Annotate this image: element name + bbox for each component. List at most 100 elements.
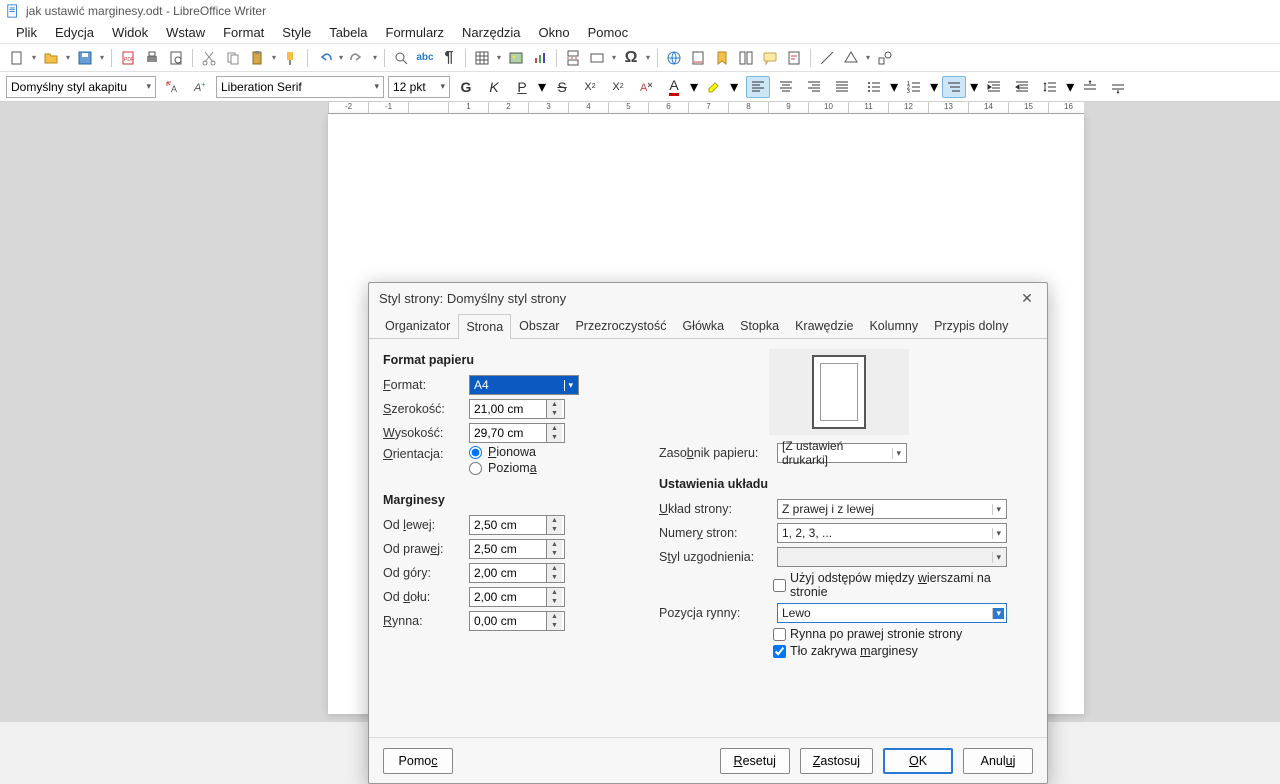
- spellcheck-icon[interactable]: abc: [414, 47, 436, 69]
- menu-wstaw[interactable]: Wstaw: [158, 23, 213, 42]
- bullet-list-icon[interactable]: [862, 76, 886, 98]
- top-margin-spinner[interactable]: ▲▼: [469, 563, 565, 583]
- help-button[interactable]: Pomoc: [383, 748, 453, 774]
- height-spinner[interactable]: ▲▼: [469, 423, 565, 443]
- redo-icon[interactable]: [347, 47, 369, 69]
- number-list-icon[interactable]: 123: [902, 76, 926, 98]
- tab-glowka[interactable]: Główka: [674, 313, 732, 338]
- align-justify-icon[interactable]: [830, 76, 854, 98]
- checkbox-bg-covers-margins[interactable]: [773, 645, 786, 658]
- undo-icon[interactable]: [313, 47, 335, 69]
- align-right-icon[interactable]: [802, 76, 826, 98]
- export-pdf-icon[interactable]: PDF: [117, 47, 139, 69]
- paste-dropdown[interactable]: ▾: [270, 53, 278, 62]
- bold-icon[interactable]: G: [454, 76, 478, 98]
- track-changes-icon[interactable]: [783, 47, 805, 69]
- gutter-spinner[interactable]: ▲▼: [469, 611, 565, 631]
- new-icon[interactable]: [6, 47, 28, 69]
- highlight-icon[interactable]: [702, 76, 726, 98]
- bookmark-icon[interactable]: [711, 47, 733, 69]
- font-color-dropdown[interactable]: ▾: [690, 77, 698, 97]
- paste-icon[interactable]: [246, 47, 268, 69]
- menu-widok[interactable]: Widok: [104, 23, 156, 42]
- new-dropdown[interactable]: ▾: [30, 53, 38, 62]
- cut-icon[interactable]: [198, 47, 220, 69]
- menu-pomoc[interactable]: Pomoc: [580, 23, 636, 42]
- strikethrough-icon[interactable]: S: [550, 76, 574, 98]
- menu-edycja[interactable]: Edycja: [47, 23, 102, 42]
- menu-format[interactable]: Format: [215, 23, 272, 42]
- menu-formularz[interactable]: Formularz: [378, 23, 453, 42]
- find-icon[interactable]: [390, 47, 412, 69]
- clear-format-icon[interactable]: A: [634, 76, 658, 98]
- radio-landscape[interactable]: [469, 462, 482, 475]
- format-combo[interactable]: A4▾: [469, 375, 579, 395]
- special-char-dropdown[interactable]: ▾: [644, 53, 652, 62]
- superscript-icon[interactable]: X2: [578, 76, 602, 98]
- decrease-para-spacing-icon[interactable]: [1106, 76, 1130, 98]
- tab-stopka[interactable]: Stopka: [732, 313, 787, 338]
- left-margin-spinner[interactable]: ▲▼: [469, 515, 565, 535]
- page-layout-combo[interactable]: Z prawej i z lewej▾: [777, 499, 1007, 519]
- reset-button[interactable]: Resetuj: [720, 748, 790, 774]
- field-dropdown[interactable]: ▾: [610, 53, 618, 62]
- increase-para-spacing-icon[interactable]: [1078, 76, 1102, 98]
- horizontal-ruler[interactable]: -2-112345678910111213141516: [328, 102, 1084, 114]
- close-icon[interactable]: ✕: [1017, 288, 1037, 308]
- checkbox-gutter-right[interactable]: [773, 628, 786, 641]
- open-dropdown[interactable]: ▾: [64, 53, 72, 62]
- tab-organizator[interactable]: Organizator: [377, 313, 458, 338]
- draw-functions-icon[interactable]: [874, 47, 896, 69]
- save-dropdown[interactable]: ▾: [98, 53, 106, 62]
- cross-ref-icon[interactable]: [735, 47, 757, 69]
- formatting-marks-icon[interactable]: ¶: [438, 47, 460, 69]
- tab-strona[interactable]: Strona: [458, 314, 511, 339]
- number-dropdown[interactable]: ▾: [930, 77, 938, 97]
- basic-shapes-icon[interactable]: [840, 47, 862, 69]
- font-name-combo[interactable]: Liberation Serif▾: [216, 76, 384, 98]
- cancel-button[interactable]: Anuluj: [963, 748, 1033, 774]
- width-spinner[interactable]: ▲▼: [469, 399, 565, 419]
- page-break-icon[interactable]: [562, 47, 584, 69]
- menu-tabela[interactable]: Tabela: [321, 23, 375, 42]
- align-center-icon[interactable]: [774, 76, 798, 98]
- tab-przypis[interactable]: Przypis dolny: [926, 313, 1016, 338]
- paper-tray-combo[interactable]: [Z ustawień drukarki]▾: [777, 443, 907, 463]
- decrease-indent-icon[interactable]: [1010, 76, 1034, 98]
- tab-obszar[interactable]: Obszar: [511, 313, 567, 338]
- clone-format-icon[interactable]: [280, 47, 302, 69]
- subscript-icon[interactable]: X2: [606, 76, 630, 98]
- update-style-icon[interactable]: A: [160, 76, 184, 98]
- tab-kolumny[interactable]: Kolumny: [861, 313, 926, 338]
- image-icon[interactable]: [505, 47, 527, 69]
- underline-icon[interactable]: P: [510, 76, 534, 98]
- copy-icon[interactable]: [222, 47, 244, 69]
- menu-okno[interactable]: Okno: [531, 23, 578, 42]
- outline-dropdown[interactable]: ▾: [970, 77, 978, 97]
- field-icon[interactable]: [586, 47, 608, 69]
- table-icon[interactable]: [471, 47, 493, 69]
- special-char-icon[interactable]: Ω: [620, 47, 642, 69]
- undo-dropdown[interactable]: ▾: [337, 53, 345, 62]
- radio-portrait[interactable]: [469, 446, 482, 459]
- italic-icon[interactable]: K: [482, 76, 506, 98]
- underline-dropdown[interactable]: ▾: [538, 77, 546, 97]
- tab-przezroczystosc[interactable]: Przezroczystość: [567, 313, 674, 338]
- shapes-dropdown[interactable]: ▾: [864, 53, 872, 62]
- gutter-position-combo[interactable]: Lewo▾: [777, 603, 1007, 623]
- ok-button[interactable]: OK: [883, 748, 953, 774]
- print-icon[interactable]: [141, 47, 163, 69]
- apply-button[interactable]: Zastosuj: [800, 748, 873, 774]
- bullet-dropdown[interactable]: ▾: [890, 77, 898, 97]
- page-numbers-combo[interactable]: 1, 2, 3, ...▾: [777, 523, 1007, 543]
- hyperlink-icon[interactable]: [663, 47, 685, 69]
- checkbox-use-line-spacing[interactable]: [773, 579, 786, 592]
- save-icon[interactable]: [74, 47, 96, 69]
- redo-dropdown[interactable]: ▾: [371, 53, 379, 62]
- line-spacing-icon[interactable]: [1038, 76, 1062, 98]
- menu-narzedzia[interactable]: Narzędzia: [454, 23, 529, 42]
- comment-icon[interactable]: [759, 47, 781, 69]
- font-color-icon[interactable]: A: [662, 76, 686, 98]
- chart-icon[interactable]: [529, 47, 551, 69]
- paragraph-style-combo[interactable]: Domyślny styl akapitu▾: [6, 76, 156, 98]
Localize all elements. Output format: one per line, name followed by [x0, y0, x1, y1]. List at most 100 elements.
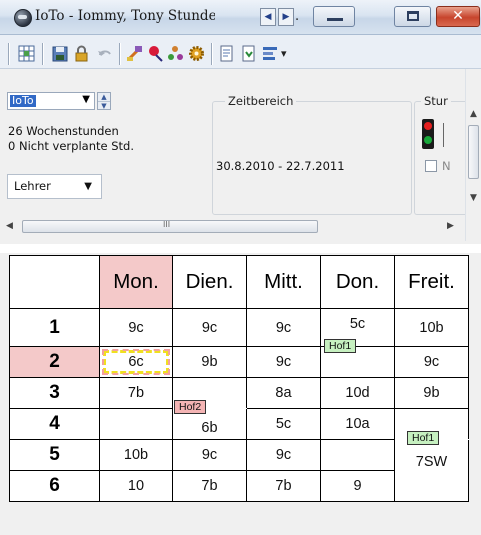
weekly-hours: 26 Wochenstunden [8, 124, 119, 138]
time-range-value: 30.8.2010 - 22.7.2011 [216, 159, 345, 173]
day-header-wed[interactable]: Mitt. [246, 255, 321, 309]
chevron-down-icon: ▼ [82, 94, 90, 105]
lesson-cell[interactable]: 9b [394, 377, 469, 409]
lesson-cell[interactable]: 8a [246, 377, 321, 409]
lock-icon[interactable] [73, 45, 90, 62]
lesson-label: 6b [201, 420, 218, 436]
corner-cell [9, 255, 100, 309]
lesson-cell[interactable]: 9 [320, 470, 395, 502]
time-range-group: Zeitbereich [212, 94, 412, 215]
teacher-select[interactable]: IoTo ▼ [7, 92, 95, 110]
lesson-cell[interactable]: 9c [172, 439, 247, 471]
lesson-cell[interactable] [99, 408, 173, 440]
teacher-select-value: IoTo [10, 94, 36, 107]
lesson-cell[interactable]: 9b [172, 346, 247, 378]
pin-icon[interactable] [147, 45, 164, 62]
lesson-cell[interactable]: 10b [99, 439, 173, 471]
day-header-fri[interactable]: Freit. [394, 255, 469, 309]
teacher-spinner[interactable]: ▲ ▼ [97, 92, 111, 110]
lesson-cell[interactable]: 5c [246, 408, 321, 440]
toolbar-separator [211, 43, 213, 65]
lesson-cell[interactable]: 10a [320, 408, 395, 440]
lesson-cell[interactable]: 10d [320, 377, 395, 409]
maximize-button[interactable] [394, 6, 431, 27]
unplanned-hours: 0 Nicht verplante Std. [8, 139, 134, 153]
window-title: IoTo - Iommy, Tony Stunden [35, 8, 215, 24]
save-icon[interactable] [52, 45, 69, 62]
toolbar-separator [42, 43, 44, 65]
minimize-icon [327, 18, 343, 21]
grid-icon[interactable] [18, 45, 35, 62]
spin-up-icon[interactable]: ▲ [98, 93, 110, 102]
hour-label: 2 [9, 346, 100, 378]
toolbar-separator [119, 43, 121, 65]
hour-label: 6 [9, 470, 100, 502]
scroll-grip: III [163, 220, 171, 229]
horizontal-scrollbar[interactable]: ◀ III ▶ [0, 218, 465, 235]
lesson-cell[interactable]: 7b [172, 470, 247, 502]
timetable: Mon. Dien. Mitt. Don. Freit. 1 9c 9c 9c … [9, 255, 469, 502]
lesson-label: 5c [349, 315, 366, 332]
layout-dropdown-icon[interactable]: ▾ [281, 47, 287, 60]
lesson-cell[interactable]: 10b [394, 308, 469, 347]
hour-label: 4 [9, 408, 100, 440]
vertical-scroll-thumb[interactable] [468, 125, 479, 179]
timetable-area: Mon. Dien. Mitt. Don. Freit. 1 9c 9c 9c … [0, 253, 481, 535]
day-header-mon[interactable]: Mon. [99, 255, 173, 309]
element-type-value: Lehrer [14, 179, 51, 193]
lesson-cell[interactable]: 10 [99, 470, 173, 502]
lesson-cell[interactable]: 9c [394, 346, 469, 378]
lesson-cell[interactable] [320, 439, 395, 471]
status-checkbox[interactable] [425, 160, 437, 172]
status-divider [443, 123, 444, 147]
lesson-cell[interactable]: 9c [172, 308, 247, 347]
horizontal-scroll-thumb[interactable]: III [22, 220, 318, 233]
vertical-scrollbar[interactable]: ▲ ▼ [465, 69, 481, 241]
tab-next-button[interactable]: ▶ [278, 8, 294, 26]
minimize-button[interactable] [313, 6, 355, 27]
status-checkbox-label: N [442, 159, 451, 173]
hour-label: 3 [9, 377, 100, 409]
page-icon[interactable] [218, 45, 235, 62]
scroll-down-icon[interactable]: ▼ [470, 193, 477, 203]
hour-label: 5 [9, 439, 100, 471]
hour-label: 1 [9, 308, 100, 347]
tab-prev-button[interactable]: ◀ [260, 8, 276, 26]
scroll-left-icon[interactable]: ◀ [6, 221, 13, 231]
lesson-cell[interactable]: 7b [99, 377, 173, 409]
title-overflow: . [295, 9, 300, 24]
scroll-right-icon[interactable]: ▶ [447, 221, 454, 231]
lesson-cell-selected[interactable]: 6c [99, 346, 173, 378]
lesson-cell[interactable]: 9c [246, 439, 321, 471]
lesson-cell[interactable]: 7b [246, 470, 321, 502]
duty-tag-hof1[interactable]: Hof1 [407, 431, 440, 445]
traffic-light-icon [422, 119, 434, 149]
lesson-cell[interactable]: 5c Hof1 [320, 308, 395, 353]
lesson-cell[interactable]: 7SW [394, 439, 469, 502]
export-icon[interactable] [240, 45, 257, 62]
day-header-tue[interactable]: Dien. [172, 255, 247, 309]
lesson-label: 7SW [415, 454, 448, 470]
lesson-cell[interactable]: 9c [246, 346, 321, 378]
spin-down-icon[interactable]: ▼ [98, 102, 110, 110]
duty-tag-hof2[interactable]: Hof2 [174, 400, 207, 414]
lesson-cell[interactable]: 9c [99, 308, 173, 347]
status-label: Stur [421, 94, 451, 108]
lesson-cell[interactable]: Hof2 [172, 377, 247, 414]
day-header-thu[interactable]: Don. [320, 255, 395, 309]
people-icon[interactable] [167, 45, 184, 62]
lesson-label: 6c [128, 354, 144, 370]
app-icon[interactable] [14, 9, 32, 27]
close-button[interactable]: ✕ [436, 6, 480, 27]
undo-icon[interactable] [96, 45, 113, 62]
scroll-up-icon[interactable]: ▲ [470, 109, 477, 119]
layout-icon[interactable] [262, 45, 279, 62]
duty-tag-hof1[interactable]: Hof1 [324, 339, 357, 353]
element-type-select[interactable]: Lehrer ▼ [7, 174, 102, 199]
settings-icon[interactable] [188, 45, 205, 62]
toolbar-separator [8, 43, 10, 65]
toolbar: ▾ [0, 35, 481, 69]
lesson-cell[interactable]: 9c [246, 308, 321, 347]
lesson-cell[interactable]: Hof1 [394, 408, 469, 445]
print-icon[interactable] [126, 45, 143, 62]
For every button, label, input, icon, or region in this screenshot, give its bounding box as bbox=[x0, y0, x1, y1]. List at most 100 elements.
____________
**Stated problem**
Format the records from the line containing "- spellcheck-icon[interactable]: abc: [414, 47, 436, 69]" through the line containing "- menu-format[interactable]: Format: [215, 23, 272, 42]" as a numbered list, leaving out any blank lines.

**Result**
1. - spellcheck-icon[interactable]: abc: [414, 47, 436, 69]
2. - menu-wstaw[interactable]: Wstaw: [158, 23, 213, 42]
3. - bullet-list-icon[interactable]: [862, 76, 886, 98]
4. - top-margin-spinner[interactable]: ▲▼: [469, 563, 565, 583]
5. - help-button[interactable]: Pomoc: [383, 748, 453, 774]
6. - height-spinner[interactable]: ▲▼: [469, 423, 565, 443]
7. - redo-icon[interactable]: [347, 47, 369, 69]
8. - number-list-icon[interactable]: 123: [902, 76, 926, 98]
9. - tab-glowka[interactable]: Główka: [674, 313, 732, 338]
10. - align-justify-icon[interactable]: [830, 76, 854, 98]
11. - checkbox-bg-covers-margins[interactable]: [773, 645, 786, 658]
12. - undo-icon[interactable]: [313, 47, 335, 69]
13. - align-right-icon[interactable]: [802, 76, 826, 98]
14. - export-pdf-icon[interactable]: PDF: [117, 47, 139, 69]
15. - paste-dropdown[interactable]: ▾: [270, 53, 278, 62]
16. - bold-icon[interactable]: G: [454, 76, 478, 98]
17. - track-changes-icon[interactable]: [783, 47, 805, 69]
18. - gutter-spinner[interactable]: ▲▼: [469, 611, 565, 631]
19. - new-icon[interactable]: [6, 47, 28, 69]
20. - highlight-icon[interactable]: [702, 76, 726, 98]
21. - bookmark-icon[interactable]: [711, 47, 733, 69]
22. - font-color-dropdown[interactable]: ▾: [690, 77, 698, 97]
23. - paste-icon[interactable]: [246, 47, 268, 69]
24. - menu-widok[interactable]: Widok: [104, 23, 156, 42]
25. - new-dropdown[interactable]: ▾: [30, 53, 38, 62]
26. - cut-icon[interactable]: [198, 47, 220, 69]
27. - menu-pomoc[interactable]: Pomoc: [580, 23, 636, 42]
28. - strikethrough-icon[interactable]: S: [550, 76, 574, 98]
29. - menu-edycja[interactable]: Edycja: [47, 23, 102, 42]
30. - menu-format[interactable]: Format: [215, 23, 272, 42]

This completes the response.